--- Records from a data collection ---
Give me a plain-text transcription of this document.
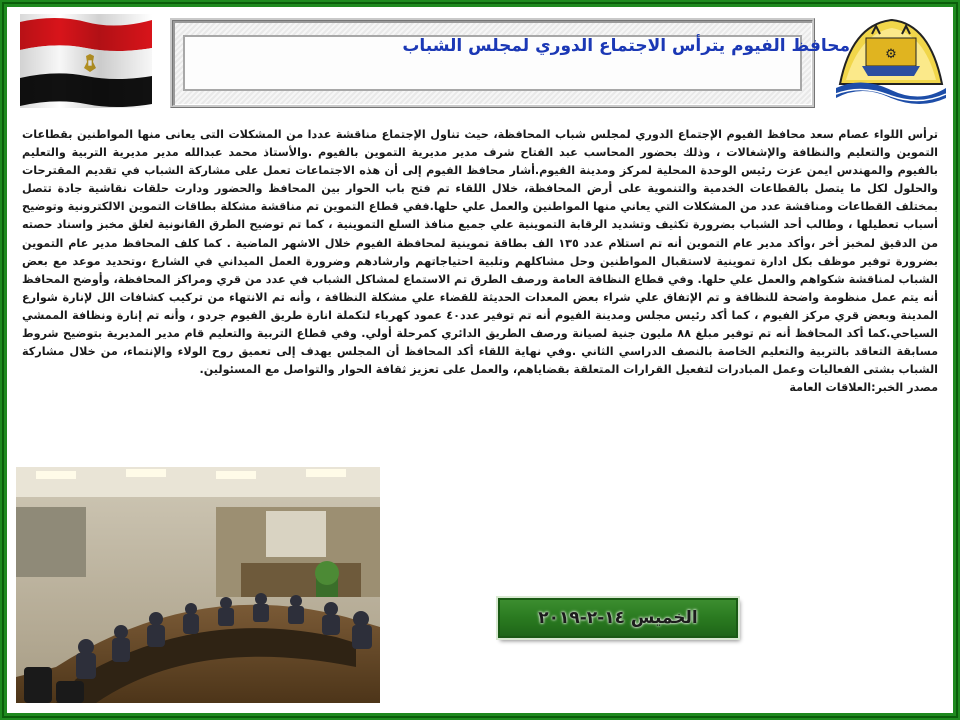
محافظ الفيوم يترأس الاجتماع الدوري لمجلس الشباب	⚙

ترأس اللواء عصام سعد محافظ الفيوم الإجتماع الدوري لمجلس شباب المحافظة، حيث تناول الإجتماع مناقشة عددا من المشكلات التى يعانى منها المواطنين بقطاعات التموين والتعليم والنظافة والإشغالات ، وذلك بحضور المحاسب عبد الفتاح شرف مدير مديرية التموين بالفيوم .والأستاذ محمد عبدالله مدير مديرية التربية والتعليم بالفيوم والمهندس ايمن عزت رئيس الوحدة المحلية لمركز ومدينة الفيوم.أشار محافظ الفيوم إلى أن هذه الاجتماعات تعمل على مشاركة الشباب في تقديم المقترحات والحلول لكل ما يتصل بالقطاعات الخدمية والتنموية على أرض المحافظة، خلال اللقاء تم فتح باب الحوار بين المحافظ والحضور ودارت حلقات نقاشية جادة تتصل بمختلف القطاعات ومناقشة عدد من المشكلات التي يعاني منها المواطنين والعمل علي حلها.ففي قطاع التموين تم مناقشة مشكلة بطاقات التموين الالكترونية وتوضيح أسباب تعطيلها ، وطالب أحد الشباب بضرورة تكثيف وتشديد الرقابة التموينية علي جميع منافذ السلع التموينية ، كما تم توضيح الطرق القانونية لغلق مخبز واسناد حصته من الدقيق لمخبز أخر ،وأكد مدير عام التموين أنه تم استلام عدد ١٣٥ الف بطاقة تموينية لمحافظة الفيوم خلال الاشهر الماضية . كما كلف المحافظ مدير عام التموين بضرورة توفير موظف بكل ادارة تموينية لاستقبال المواطنين وحل مشاكلهم وتلبية احتياجاتهم وارشادهم وضرورة العمل الميداني في الشارع ،وتحديد موعد مع بعض الشباب لمناقشة شكواهم والعمل علي حلها. وفي قطاع النظافة العامة ورصف الطرق تم الاستماع لمشاكل الشباب في عدد من قري ومراكز المحافظة، وأوضح المحافظ أنه يتم عمل منظومة واضحة للنظافة و تم الإتفاق علي شراء بعض المعدات الحديثة للقضاء علي مشكلة النظافة ، وأنه تم الانتهاء من تركيب كشافات الل لإنارة شوارع المدينة وبعض قري مركز الفيوم ، كما أكد رئيس مجلس ومدينة الفيوم أنه تم توفير عدد٤٠ عمود كهرباء لتكملة انارة طريق الفيوم جردو ، وأنه تم إنارة ونظافة الممشي السياحي.كما أكد المحافظ أنه تم توفير مبلغ ٨٨ مليون جنية لصيانة ورصف الطريق الدائري كمرحلة أولي. وفي قطاع التربية والتعليم قام مدير المديرية بتوضيح شروط مسابقة التعاقد بالتربية والتعليم الخاصة بالنصف الدراسي الثاني .وفي نهاية اللقاء أكد المحافظ أن المجلس يهدف إلى تعميق روح الولاء والإنتماء، من خلال مشاركة الشباب بشتى الفعاليات وعمل المبادرات لتفعيل القرارات المتعلقة بقضاياهم، والعمل على تعزيز ثقافة الحوار والتواصل مع المسئولين.

مصدر الخبر:العلاقات العامة

الخميس ١٤-٢-٢٠١٩
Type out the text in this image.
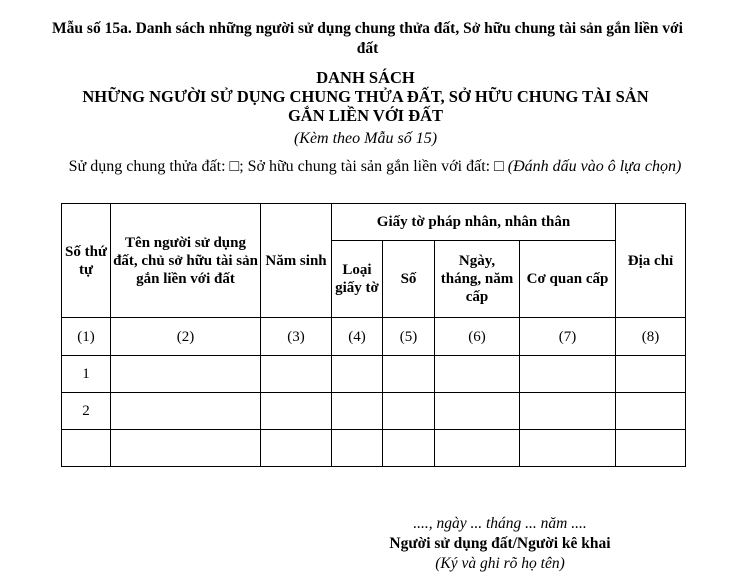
Mẫu số 15a. Danh sách những người sử dụng chung thửa đất, Sở hữu chung tài sản gắn liền với đất
DANH SÁCH
NHỮNG NGƯỜI SỬ DỤNG CHUNG THỬA ĐẤT, SỞ HỮU CHUNG TÀI SẢN
GẮN LIỀN VỚI ĐẤT
(Kèm theo Mẫu số 15)
Sử dụng chung thửa đất: □; Sở hữu chung tài sản gắn liền với đất: □ (Đánh dấu vào ô lựa chọn)
Số thứ tự	Tên người sử dụng đất, chủ sở hữu tài sản gắn liền với đất	Năm sinh	Giấy tờ pháp nhân, nhân thân				Địa chỉ
			Loại giấy tờ	Số	Ngày, tháng, năm cấp	Cơ quan cấp	
(1)	(2)	(3)	(4)	(5)	(6)	(7)	(8)
1							
2							

...., ngày ... tháng ... năm ....
Người sử dụng đất/Người kê khai
(Ký và ghi rõ họ tên)
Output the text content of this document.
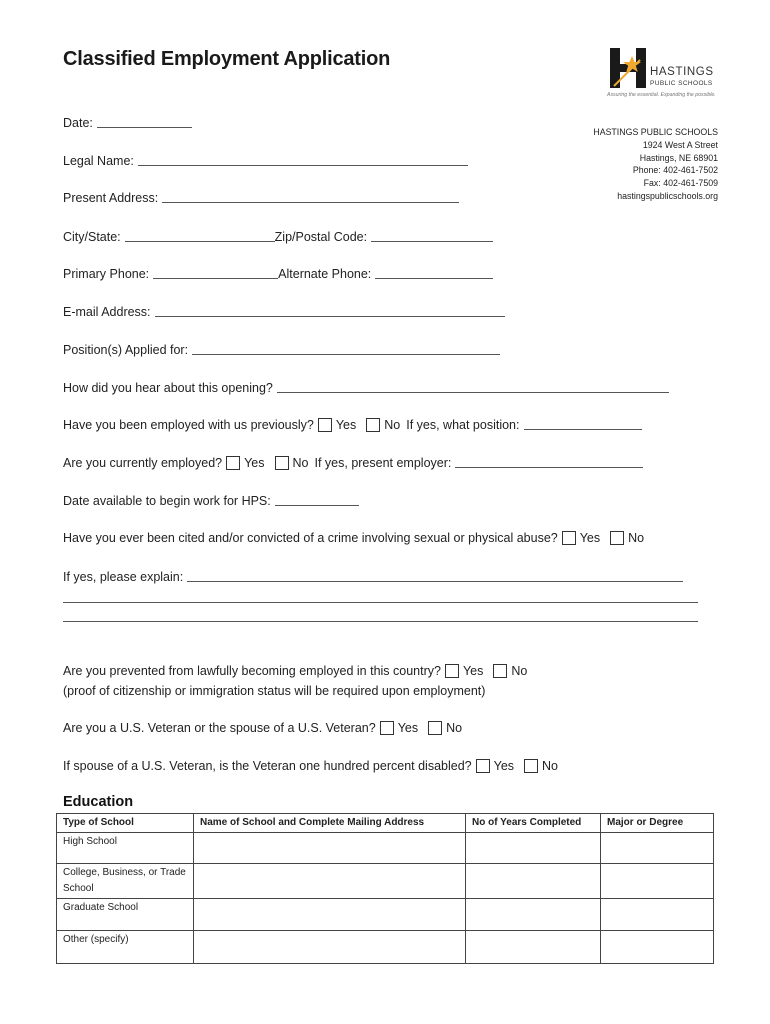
Classified Employment Application
HASTINGS
PUBLIC SCHOOLS
Assuring the essential. Expanding the possible.
HASTINGS PUBLIC SCHOOLS
1924 West A Street
Hastings, NE 68901
Phone: 402-461-7502
Fax: 402-461-7509
hastingspublicschools.org
Date:
Legal Name:
Present Address:
City/State:	Zip/Postal Code:
Primary Phone:	Alternate Phone:
E-mail Address:
Position(s) Applied for:
How did you hear about this opening?
Have you been employed with us previously? Yes No If yes, what position:
Are you currently employed? Yes No If yes, present employer:
Date available to begin work for HPS:
Have you ever been cited and/or convicted of a crime involving sexual or physical abuse? Yes No
If yes, please explain:
Are you prevented from lawfully becoming employed in this country? Yes No
(proof of citizenship or immigration status will be required upon employment)
Are you a U.S. Veteran or the spouse of a U.S. Veteran? Yes No
If spouse of a U.S. Veteran, is the Veteran one hundred percent disabled? Yes No
Education
Type of School	Name of School and Complete Mailing Address	No of Years Completed	Major or Degree
High School			
College, Business, or Trade School			
Graduate School			
Other (specify)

--- Requirement ---
Please write out all the data again word for word, but not the pictures.

--- Expected answer ---
Give me a plain-text transcription of this document.
محافظ الفيوم يترأس الاجتماع الدوري لمجلس الشباب	⚙

ترأس اللواء عصام سعد محافظ الفيوم الإجتماع الدوري لمجلس شباب المحافظة، حيث تناول الإجتماع مناقشة عددا من المشكلات التى يعانى منها المواطنين بقطاعات التموين والتعليم والنظافة والإشغالات ، وذلك بحضور المحاسب عبد الفتاح شرف مدير مديرية التموين بالفيوم .والأستاذ محمد عبدالله مدير مديرية التربية والتعليم بالفيوم والمهندس ايمن عزت رئيس الوحدة المحلية لمركز ومدينة الفيوم.أشار محافظ الفيوم إلى أن هذه الاجتماعات تعمل على مشاركة الشباب في تقديم المقترحات والحلول لكل ما يتصل بالقطاعات الخدمية والتنموية على أرض المحافظة، خلال اللقاء تم فتح باب الحوار بين المحافظ والحضور ودارت حلقات نقاشية جادة تتصل بمختلف القطاعات ومناقشة عدد من المشكلات التي يعاني منها المواطنين والعمل علي حلها.ففي قطاع التموين تم مناقشة مشكلة بطاقات التموين الالكترونية وتوضيح أسباب تعطيلها ، وطالب أحد الشباب بضرورة تكثيف وتشديد الرقابة التموينية علي جميع منافذ السلع التموينية ، كما تم توضيح الطرق القانونية لغلق مخبز واسناد حصته من الدقيق لمخبز أخر ،وأكد مدير عام التموين أنه تم استلام عدد ١٣٥ الف بطاقة تموينية لمحافظة الفيوم خلال الاشهر الماضية . كما كلف المحافظ مدير عام التموين بضرورة توفير موظف بكل ادارة تموينية لاستقبال المواطنين وحل مشاكلهم وتلبية احتياجاتهم وارشادهم وضرورة العمل الميداني في الشارع ،وتحديد موعد مع بعض الشباب لمناقشة شكواهم والعمل علي حلها. وفي قطاع النظافة العامة ورصف الطرق تم الاستماع لمشاكل الشباب في عدد من قري ومراكز المحافظة، وأوضح المحافظ أنه يتم عمل منظومة واضحة للنظافة و تم الإتفاق علي شراء بعض المعدات الحديثة للقضاء علي مشكلة النظافة ، وأنه تم الانتهاء من تركيب كشافات الل لإنارة شوارع المدينة وبعض قري مركز الفيوم ، كما أكد رئيس مجلس ومدينة الفيوم أنه تم توفير عدد٤٠ عمود كهرباء لتكملة انارة طريق الفيوم جردو ، وأنه تم إنارة ونظافة الممشي السياحي.كما أكد المحافظ أنه تم توفير مبلغ ٨٨ مليون جنية لصيانة ورصف الطريق الدائري كمرحلة أولي. وفي قطاع التربية والتعليم قام مدير المديرية بتوضيح شروط مسابقة التعاقد بالتربية والتعليم الخاصة بالنصف الدراسي الثاني .وفي نهاية اللقاء أكد المحافظ أن المجلس يهدف إلى تعميق روح الولاء والإنتماء، من خلال مشاركة الشباب بشتى الفعاليات وعمل المبادرات لتفعيل القرارات المتعلقة بقضاياهم، والعمل على تعزيز ثقافة الحوار والتواصل مع المسئولين.

مصدر الخبر:العلاقات العامة

الخميس ١٤-٢-٢٠١٩
Type out the text in this image.
Mẫu số 15a. Danh sách những người sử dụng chung thửa đất, Sở hữu chung tài sản gắn liền với đất
DANH SÁCH
NHỮNG NGƯỜI SỬ DỤNG CHUNG THỬA ĐẤT, SỞ HỮU CHUNG TÀI SẢN
GẮN LIỀN VỚI ĐẤT
(Kèm theo Mẫu số 15)
Sử dụng chung thửa đất: □; Sở hữu chung tài sản gắn liền với đất: □ (Đánh dấu vào ô lựa chọn)
Số thứ tự	Tên người sử dụng đất, chủ sở hữu tài sản gắn liền với đất	Năm sinh	Giấy tờ pháp nhân, nhân thân				Địa chỉ
			Loại giấy tờ	Số	Ngày, tháng, năm cấp	Cơ quan cấp	
(1)	(2)	(3)	(4)	(5)	(6)	(7)	(8)
1							
2							

...., ngày ... tháng ... năm ....
Người sử dụng đất/Người kê khai
(Ký và ghi rõ họ tên)
Output the text content of this document.
Classified Employment Application
HASTINGS
PUBLIC SCHOOLS
Assuring the essential. Expanding the possible.
HASTINGS PUBLIC SCHOOLS
1924 West A Street
Hastings, NE 68901
Phone: 402-461-7502
Fax: 402-461-7509
hastingspublicschools.org
Date:
Legal Name:
Present Address:
City/State:	Zip/Postal Code:
Primary Phone:	Alternate Phone:
E-mail Address:
Position(s) Applied for:
How did you hear about this opening?
Have you been employed with us previously? Yes No If yes, what position:
Are you currently employed? Yes No If yes, present employer:
Date available to begin work for HPS:
Have you ever been cited and/or convicted of a crime involving sexual or physical abuse? Yes No
If yes, please explain:
Are you prevented from lawfully becoming employed in this country? Yes No
(proof of citizenship or immigration status will be required upon employment)
Are you a U.S. Veteran or the spouse of a U.S. Veteran? Yes No
If spouse of a U.S. Veteran, is the Veteran one hundred percent disabled? Yes No
Education
Type of School	Name of School and Complete Mailing Address	No of Years Completed	Major or Degree
High School			
College, Business, or Trade School			
Graduate School			
Other (specify)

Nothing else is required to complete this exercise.